> EXERCISE:
What follows is a set of records, each of which is to be written out exactly.

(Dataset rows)
start

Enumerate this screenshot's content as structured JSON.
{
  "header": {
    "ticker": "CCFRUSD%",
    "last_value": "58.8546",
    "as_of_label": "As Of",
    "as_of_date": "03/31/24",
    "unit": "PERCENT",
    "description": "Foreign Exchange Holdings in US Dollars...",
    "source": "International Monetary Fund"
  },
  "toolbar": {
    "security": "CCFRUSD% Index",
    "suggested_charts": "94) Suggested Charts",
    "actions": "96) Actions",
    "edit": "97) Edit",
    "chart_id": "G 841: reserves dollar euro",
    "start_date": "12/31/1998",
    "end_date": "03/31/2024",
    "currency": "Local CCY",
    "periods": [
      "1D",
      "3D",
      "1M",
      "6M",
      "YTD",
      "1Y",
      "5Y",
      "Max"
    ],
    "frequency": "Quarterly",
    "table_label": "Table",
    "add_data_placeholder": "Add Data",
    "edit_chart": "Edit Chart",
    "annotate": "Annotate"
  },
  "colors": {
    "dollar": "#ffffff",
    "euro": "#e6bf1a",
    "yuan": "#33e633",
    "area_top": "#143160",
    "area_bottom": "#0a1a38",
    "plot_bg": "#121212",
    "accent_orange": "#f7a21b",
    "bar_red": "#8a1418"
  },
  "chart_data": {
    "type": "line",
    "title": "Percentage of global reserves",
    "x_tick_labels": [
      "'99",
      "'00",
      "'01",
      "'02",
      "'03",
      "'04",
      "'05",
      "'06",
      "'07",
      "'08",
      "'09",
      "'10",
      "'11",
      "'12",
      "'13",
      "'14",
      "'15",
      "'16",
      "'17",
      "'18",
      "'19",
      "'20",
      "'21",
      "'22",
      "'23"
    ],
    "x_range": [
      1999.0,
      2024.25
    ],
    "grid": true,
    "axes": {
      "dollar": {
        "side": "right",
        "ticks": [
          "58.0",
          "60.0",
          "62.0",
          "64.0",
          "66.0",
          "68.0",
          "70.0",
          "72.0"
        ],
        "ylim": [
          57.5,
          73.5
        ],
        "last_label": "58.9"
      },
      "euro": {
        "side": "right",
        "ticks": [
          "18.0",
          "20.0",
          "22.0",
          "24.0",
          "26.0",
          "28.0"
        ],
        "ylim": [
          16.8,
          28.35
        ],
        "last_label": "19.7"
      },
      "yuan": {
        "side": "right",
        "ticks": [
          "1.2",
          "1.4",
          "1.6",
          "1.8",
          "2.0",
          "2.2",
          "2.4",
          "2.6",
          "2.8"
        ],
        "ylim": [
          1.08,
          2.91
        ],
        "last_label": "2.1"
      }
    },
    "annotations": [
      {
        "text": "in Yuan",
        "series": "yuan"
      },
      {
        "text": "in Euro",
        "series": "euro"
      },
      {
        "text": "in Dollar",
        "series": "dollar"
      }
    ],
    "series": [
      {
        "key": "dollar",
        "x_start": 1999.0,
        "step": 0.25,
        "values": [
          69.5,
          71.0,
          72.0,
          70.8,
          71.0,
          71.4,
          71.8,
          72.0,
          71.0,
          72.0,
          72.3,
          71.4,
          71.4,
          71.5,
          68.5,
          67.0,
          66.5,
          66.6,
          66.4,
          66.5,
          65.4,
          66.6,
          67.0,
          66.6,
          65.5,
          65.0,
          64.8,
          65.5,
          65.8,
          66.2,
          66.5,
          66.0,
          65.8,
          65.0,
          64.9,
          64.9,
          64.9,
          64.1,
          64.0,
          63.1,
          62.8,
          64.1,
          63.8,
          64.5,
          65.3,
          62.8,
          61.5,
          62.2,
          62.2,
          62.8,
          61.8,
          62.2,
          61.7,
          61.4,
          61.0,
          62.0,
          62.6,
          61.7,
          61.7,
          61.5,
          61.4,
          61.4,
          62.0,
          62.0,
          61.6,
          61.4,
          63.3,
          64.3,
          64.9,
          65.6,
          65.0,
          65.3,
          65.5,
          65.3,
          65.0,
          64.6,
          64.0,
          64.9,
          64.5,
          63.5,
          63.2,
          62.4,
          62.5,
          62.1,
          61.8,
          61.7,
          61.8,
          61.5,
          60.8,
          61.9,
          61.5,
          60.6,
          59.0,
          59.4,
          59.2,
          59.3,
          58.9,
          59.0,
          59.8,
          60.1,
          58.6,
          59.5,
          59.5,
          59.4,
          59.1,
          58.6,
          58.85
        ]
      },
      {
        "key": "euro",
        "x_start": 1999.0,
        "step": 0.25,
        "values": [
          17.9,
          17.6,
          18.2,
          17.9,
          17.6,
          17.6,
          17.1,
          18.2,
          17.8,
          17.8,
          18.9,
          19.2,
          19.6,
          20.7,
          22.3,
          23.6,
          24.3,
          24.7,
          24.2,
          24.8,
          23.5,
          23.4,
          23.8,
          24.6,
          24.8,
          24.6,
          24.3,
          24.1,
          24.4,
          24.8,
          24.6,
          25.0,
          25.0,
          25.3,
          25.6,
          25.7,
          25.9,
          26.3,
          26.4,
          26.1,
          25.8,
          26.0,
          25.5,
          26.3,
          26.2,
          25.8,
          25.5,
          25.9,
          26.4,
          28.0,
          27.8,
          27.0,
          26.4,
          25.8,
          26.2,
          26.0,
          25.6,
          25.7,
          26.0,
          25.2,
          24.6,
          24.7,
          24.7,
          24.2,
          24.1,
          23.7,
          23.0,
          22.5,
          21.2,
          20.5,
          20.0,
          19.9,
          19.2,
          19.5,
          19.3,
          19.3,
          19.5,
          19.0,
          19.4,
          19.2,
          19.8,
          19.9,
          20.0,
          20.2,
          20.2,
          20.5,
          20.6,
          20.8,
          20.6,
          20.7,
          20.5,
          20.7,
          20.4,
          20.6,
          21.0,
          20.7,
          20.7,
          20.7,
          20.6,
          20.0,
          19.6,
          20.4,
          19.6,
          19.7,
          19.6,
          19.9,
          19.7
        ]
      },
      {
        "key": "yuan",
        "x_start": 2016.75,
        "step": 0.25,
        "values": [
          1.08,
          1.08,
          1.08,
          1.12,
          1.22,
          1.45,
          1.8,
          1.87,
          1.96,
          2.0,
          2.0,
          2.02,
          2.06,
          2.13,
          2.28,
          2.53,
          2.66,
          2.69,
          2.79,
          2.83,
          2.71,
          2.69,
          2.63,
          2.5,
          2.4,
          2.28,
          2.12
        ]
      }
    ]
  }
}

end

> SOLUTION FOR THIS TASK:
Enumerate this screenshot's content as structured JSON.
{
  "header": {
    "ticker": "CCFRUSD%",
    "last_value": "58.8546",
    "as_of_label": "As Of",
    "as_of_date": "03/31/24",
    "unit": "PERCENT",
    "description": "Foreign Exchange Holdings in US Dollars...",
    "source": "International Monetary Fund"
  },
  "toolbar": {
    "security": "CCFRUSD% Index",
    "suggested_charts": "94) Suggested Charts",
    "actions": "96) Actions",
    "edit": "97) Edit",
    "chart_id": "G 841: reserves dollar euro",
    "start_date": "12/31/1998",
    "end_date": "03/31/2024",
    "currency": "Local CCY",
    "periods": [
      "1D",
      "3D",
      "1M",
      "6M",
      "YTD",
      "1Y",
      "5Y",
      "Max"
    ],
    "frequency": "Quarterly",
    "table_label": "Table",
    "add_data_placeholder": "Add Data",
    "edit_chart": "Edit Chart",
    "annotate": "Annotate"
  },
  "colors": {
    "dollar": "#ffffff",
    "euro": "#e6bf1a",
    "yuan": "#33e633",
    "area_top": "#143160",
    "area_bottom": "#0a1a38",
    "plot_bg": "#121212",
    "accent_orange": "#f7a21b",
    "bar_red": "#8a1418"
  },
  "chart_data": {
    "type": "line",
    "title": "Percentage of global reserves",
    "x_tick_labels": [
      "'99",
      "'00",
      "'01",
      "'02",
      "'03",
      "'04",
      "'05",
      "'06",
      "'07",
      "'08",
      "'09",
      "'10",
      "'11",
      "'12",
      "'13",
      "'14",
      "'15",
      "'16",
      "'17",
      "'18",
      "'19",
      "'20",
      "'21",
      "'22",
      "'23"
    ],
    "x_range": [
      1999.0,
      2024.25
    ],
    "grid": true,
    "axes": {
      "dollar": {
        "side": "right",
        "ticks": [
          "58.0",
          "60.0",
          "62.0",
          "64.0",
          "66.0",
          "68.0",
          "70.0",
          "72.0"
        ],
        "ylim": [
          57.5,
          73.5
        ],
        "last_label": "58.9"
      },
      "euro": {
        "side": "right",
        "ticks": [
          "18.0",
          "20.0",
          "22.0",
          "24.0",
          "26.0",
          "28.0"
        ],
        "ylim": [
          16.8,
          28.35
        ],
        "last_label": "19.7"
      },
      "yuan": {
        "side": "right",
        "ticks": [
          "1.2",
          "1.4",
          "1.6",
          "1.8",
          "2.0",
          "2.2",
          "2.4",
          "2.6",
          "2.8"
        ],
        "ylim": [
          1.08,
          2.91
        ],
        "last_label": "2.1"
      }
    },
    "annotations": [
      {
        "text": "in Yuan",
        "series": "yuan"
      },
      {
        "text": "in Euro",
        "series": "euro"
      },
      {
        "text": "in Dollar",
        "series": "dollar"
      }
    ],
    "series": [
      {
        "key": "dollar",
        "x_start": 1999.0,
        "step": 0.25,
        "values": [
          69.5,
          71.0,
          72.0,
          70.8,
          71.0,
          71.4,
          71.8,
          72.0,
          71.0,
          72.0,
          72.3,
          71.4,
          71.4,
          71.5,
          68.5,
          67.0,
          66.5,
          66.6,
          66.4,
          66.5,
          65.4,
          66.6,
          67.0,
          66.6,
          65.5,
          65.0,
          64.8,
          65.5,
          65.8,
          66.2,
          66.5,
          66.0,
          65.8,
          65.0,
          64.9,
          64.9,
          64.9,
          64.1,
          64.0,
          63.1,
          62.8,
          64.1,
          63.8,
          64.5,
          65.3,
          62.8,
          61.5,
          62.2,
          62.2,
          62.8,
          61.8,
          62.2,
          61.7,
          61.4,
          61.0,
          62.0,
          62.6,
          61.7,
          61.7,
          61.5,
          61.4,
          61.4,
          62.0,
          62.0,
          61.6,
          61.4,
          63.3,
          64.3,
          64.9,
          65.6,
          65.0,
          65.3,
          65.5,
          65.3,
          65.0,
          64.6,
          64.0,
          64.9,
          64.5,
          63.5,
          63.2,
          62.4,
          62.5,
          62.1,
          61.8,
          61.7,
          61.8,
          61.5,
          60.8,
          61.9,
          61.5,
          60.6,
          59.0,
          59.4,
          59.2,
          59.3,
          58.9,
          59.0,
          59.8,
          60.1,
          58.6,
          59.5,
          59.5,
          59.4,
          59.1,
          58.6,
          58.85
        ]
      },
      {
        "key": "euro",
        "x_start": 1999.0,
        "step": 0.25,
        "values": [
          17.9,
          17.6,
          18.2,
          17.9,
          17.6,
          17.6,
          17.1,
          18.2,
          17.8,
          17.8,
          18.9,
          19.2,
          19.6,
          20.7,
          22.3,
          23.6,
          24.3,
          24.7,
          24.2,
          24.8,
          23.5,
          23.4,
          23.8,
          24.6,
          24.8,
          24.6,
          24.3,
          24.1,
          24.4,
          24.8,
          24.6,
          25.0,
          25.0,
          25.3,
          25.6,
          25.7,
          25.9,
          26.3,
          26.4,
          26.1,
          25.8,
          26.0,
          25.5,
          26.3,
          26.2,
          25.8,
          25.5,
          25.9,
          26.4,
          28.0,
          27.8,
          27.0,
          26.4,
          25.8,
          26.2,
          26.0,
          25.6,
          25.7,
          26.0,
          25.2,
          24.6,
          24.7,
          24.7,
          24.2,
          24.1,
          23.7,
          23.0,
          22.5,
          21.2,
          20.5,
          20.0,
          19.9,
          19.2,
          19.5,
          19.3,
          19.3,
          19.5,
          19.0,
          19.4,
          19.2,
          19.8,
          19.9,
          20.0,
          20.2,
          20.2,
          20.5,
          20.6,
          20.8,
          20.6,
          20.7,
          20.5,
          20.7,
          20.4,
          20.6,
          21.0,
          20.7,
          20.7,
          20.7,
          20.6,
          20.0,
          19.6,
          20.4,
          19.6,
          19.7,
          19.6,
          19.9,
          19.7
        ]
      },
      {
        "key": "yuan",
        "x_start": 2016.75,
        "step": 0.25,
        "values": [
          1.08,
          1.08,
          1.08,
          1.12,
          1.22,
          1.45,
          1.8,
          1.87,
          1.96,
          2.0,
          2.0,
          2.02,
          2.06,
          2.13,
          2.28,
          2.53,
          2.66,
          2.69,
          2.79,
          2.83,
          2.71,
          2.69,
          2.63,
          2.5,
          2.4,
          2.28,
          2.12
        ]
      }
    ]
  }
}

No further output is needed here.